◆ Objective ◆
Look through the records below, and copy out every line that holds the string "legend".

◆ Figure collection entries ◆
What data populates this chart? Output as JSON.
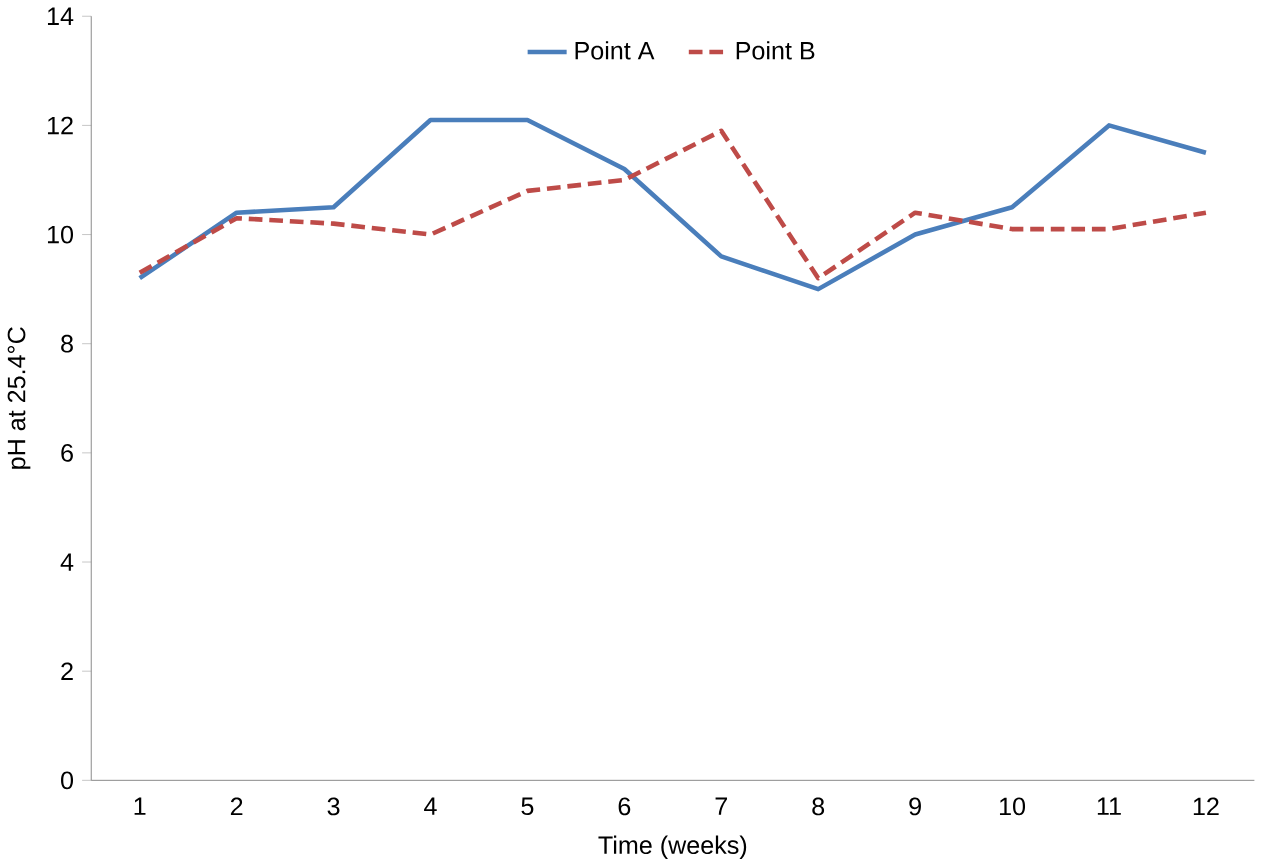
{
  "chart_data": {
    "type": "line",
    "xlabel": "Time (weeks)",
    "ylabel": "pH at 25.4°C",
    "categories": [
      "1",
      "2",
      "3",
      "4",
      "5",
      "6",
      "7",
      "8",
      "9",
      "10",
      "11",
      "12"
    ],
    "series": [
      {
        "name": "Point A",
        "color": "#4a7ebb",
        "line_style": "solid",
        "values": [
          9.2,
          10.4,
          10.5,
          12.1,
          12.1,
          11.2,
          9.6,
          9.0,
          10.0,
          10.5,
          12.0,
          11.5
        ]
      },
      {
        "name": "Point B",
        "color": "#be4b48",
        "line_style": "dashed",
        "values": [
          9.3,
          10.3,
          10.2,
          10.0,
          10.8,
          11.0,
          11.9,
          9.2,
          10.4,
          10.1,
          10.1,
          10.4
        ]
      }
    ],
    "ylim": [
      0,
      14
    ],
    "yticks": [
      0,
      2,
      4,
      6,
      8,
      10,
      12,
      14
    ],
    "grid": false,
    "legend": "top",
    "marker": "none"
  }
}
--
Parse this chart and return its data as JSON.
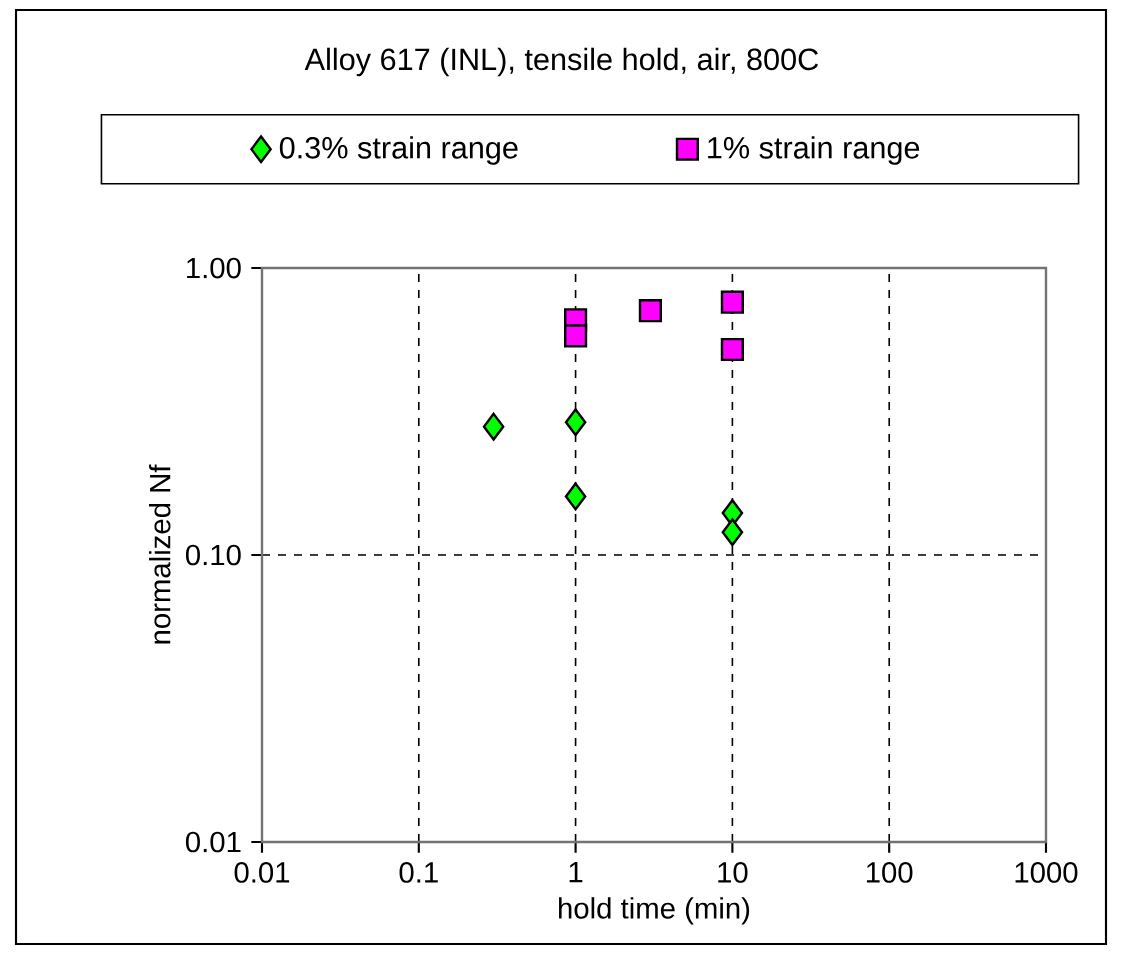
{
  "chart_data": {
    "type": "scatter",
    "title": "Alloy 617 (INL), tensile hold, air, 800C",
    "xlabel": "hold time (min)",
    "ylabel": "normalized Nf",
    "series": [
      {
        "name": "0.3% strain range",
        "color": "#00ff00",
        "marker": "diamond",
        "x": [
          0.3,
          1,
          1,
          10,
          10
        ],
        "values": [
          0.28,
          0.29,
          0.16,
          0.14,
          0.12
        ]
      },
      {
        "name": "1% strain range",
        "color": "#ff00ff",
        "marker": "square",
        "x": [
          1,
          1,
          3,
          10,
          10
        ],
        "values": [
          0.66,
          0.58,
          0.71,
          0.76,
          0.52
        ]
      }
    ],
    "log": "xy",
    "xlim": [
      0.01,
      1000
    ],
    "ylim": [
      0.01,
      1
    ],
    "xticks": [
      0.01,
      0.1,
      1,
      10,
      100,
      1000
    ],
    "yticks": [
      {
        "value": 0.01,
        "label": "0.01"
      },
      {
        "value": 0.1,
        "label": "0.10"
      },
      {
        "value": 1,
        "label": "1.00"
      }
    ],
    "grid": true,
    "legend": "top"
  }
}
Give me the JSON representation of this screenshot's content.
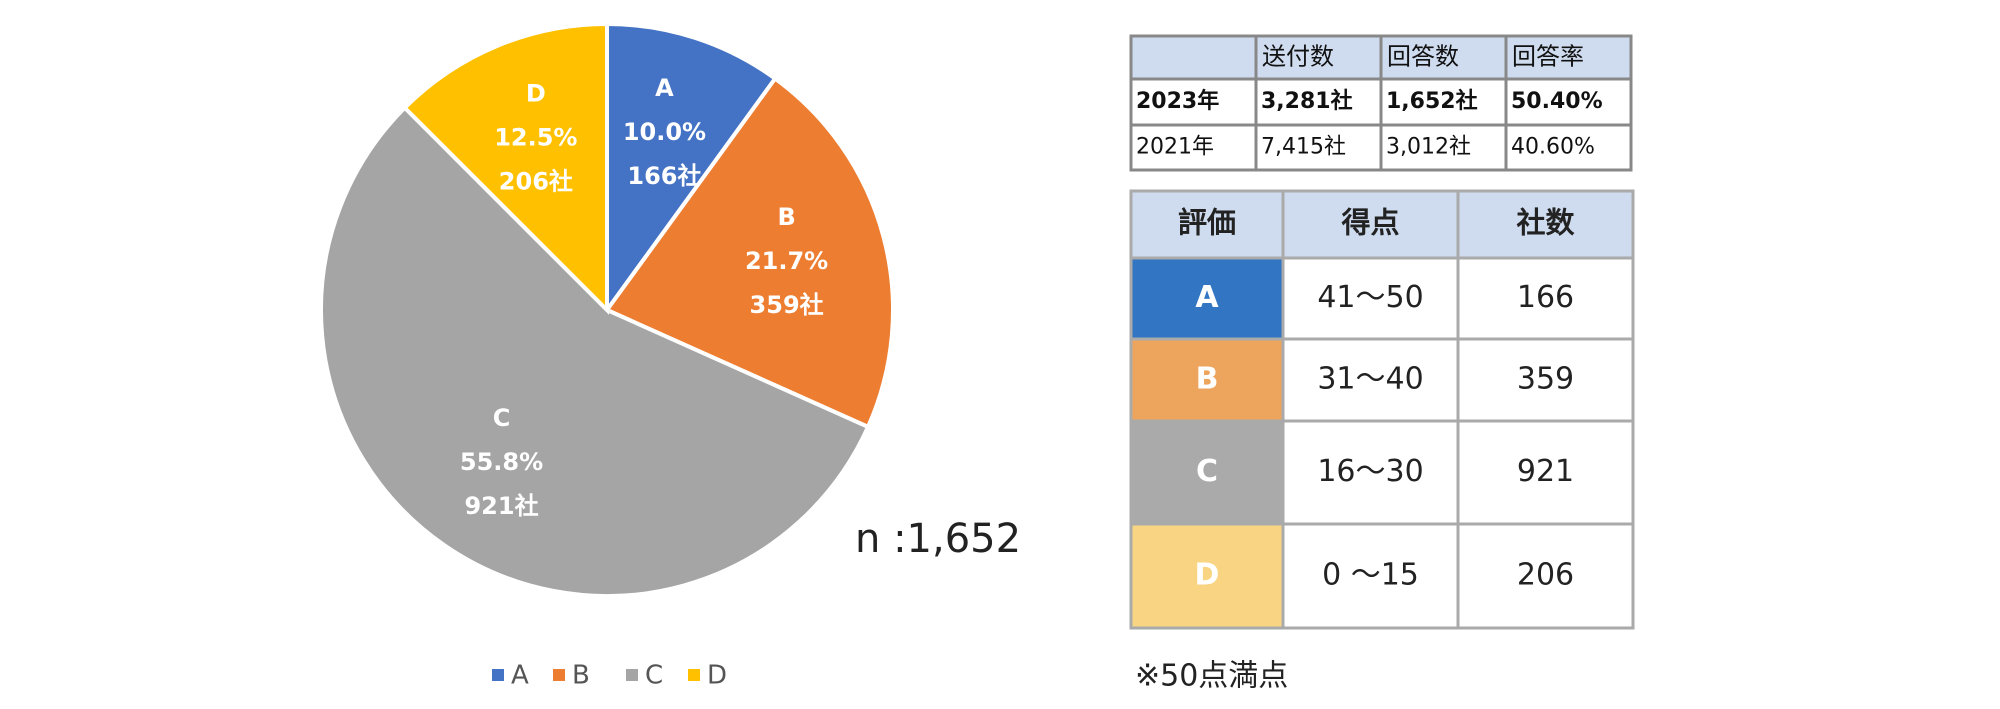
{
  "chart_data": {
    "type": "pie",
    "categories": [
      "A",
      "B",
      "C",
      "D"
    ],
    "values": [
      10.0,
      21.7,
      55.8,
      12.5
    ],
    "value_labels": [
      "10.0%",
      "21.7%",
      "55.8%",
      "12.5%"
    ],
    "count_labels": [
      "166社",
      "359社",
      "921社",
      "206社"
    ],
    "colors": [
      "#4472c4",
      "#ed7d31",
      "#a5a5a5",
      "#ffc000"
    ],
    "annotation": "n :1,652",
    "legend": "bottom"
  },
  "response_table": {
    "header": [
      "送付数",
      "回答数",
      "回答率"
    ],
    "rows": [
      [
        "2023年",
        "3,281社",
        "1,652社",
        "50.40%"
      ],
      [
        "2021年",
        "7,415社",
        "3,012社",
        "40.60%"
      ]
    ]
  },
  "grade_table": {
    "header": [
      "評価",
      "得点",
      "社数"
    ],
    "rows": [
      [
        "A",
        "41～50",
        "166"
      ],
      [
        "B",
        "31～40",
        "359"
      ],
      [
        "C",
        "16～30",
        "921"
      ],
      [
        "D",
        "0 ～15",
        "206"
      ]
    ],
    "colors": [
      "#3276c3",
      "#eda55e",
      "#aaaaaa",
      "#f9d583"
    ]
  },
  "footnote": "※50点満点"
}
...
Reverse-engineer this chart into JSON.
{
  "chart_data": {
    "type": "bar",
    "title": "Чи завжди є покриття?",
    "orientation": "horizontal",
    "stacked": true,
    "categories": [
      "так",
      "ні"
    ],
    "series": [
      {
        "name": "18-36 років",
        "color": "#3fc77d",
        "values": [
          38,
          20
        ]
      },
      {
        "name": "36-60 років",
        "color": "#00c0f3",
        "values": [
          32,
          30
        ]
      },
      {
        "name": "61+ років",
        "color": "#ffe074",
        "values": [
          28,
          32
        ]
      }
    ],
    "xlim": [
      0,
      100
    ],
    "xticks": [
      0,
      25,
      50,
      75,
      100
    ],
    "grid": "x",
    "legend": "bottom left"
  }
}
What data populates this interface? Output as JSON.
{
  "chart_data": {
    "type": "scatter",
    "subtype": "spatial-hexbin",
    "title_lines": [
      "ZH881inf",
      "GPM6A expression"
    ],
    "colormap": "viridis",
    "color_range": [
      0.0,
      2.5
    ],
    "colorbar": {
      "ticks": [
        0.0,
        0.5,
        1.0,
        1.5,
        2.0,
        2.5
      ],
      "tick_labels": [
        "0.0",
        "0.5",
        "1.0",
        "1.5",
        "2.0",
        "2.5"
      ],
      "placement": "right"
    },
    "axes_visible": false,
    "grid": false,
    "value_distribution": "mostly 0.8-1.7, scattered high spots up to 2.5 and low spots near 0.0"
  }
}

◆ Task result ◆
    "legend": "top",
    "legend": "top"
    "legend": "bottom"
    "legend": "bottom left"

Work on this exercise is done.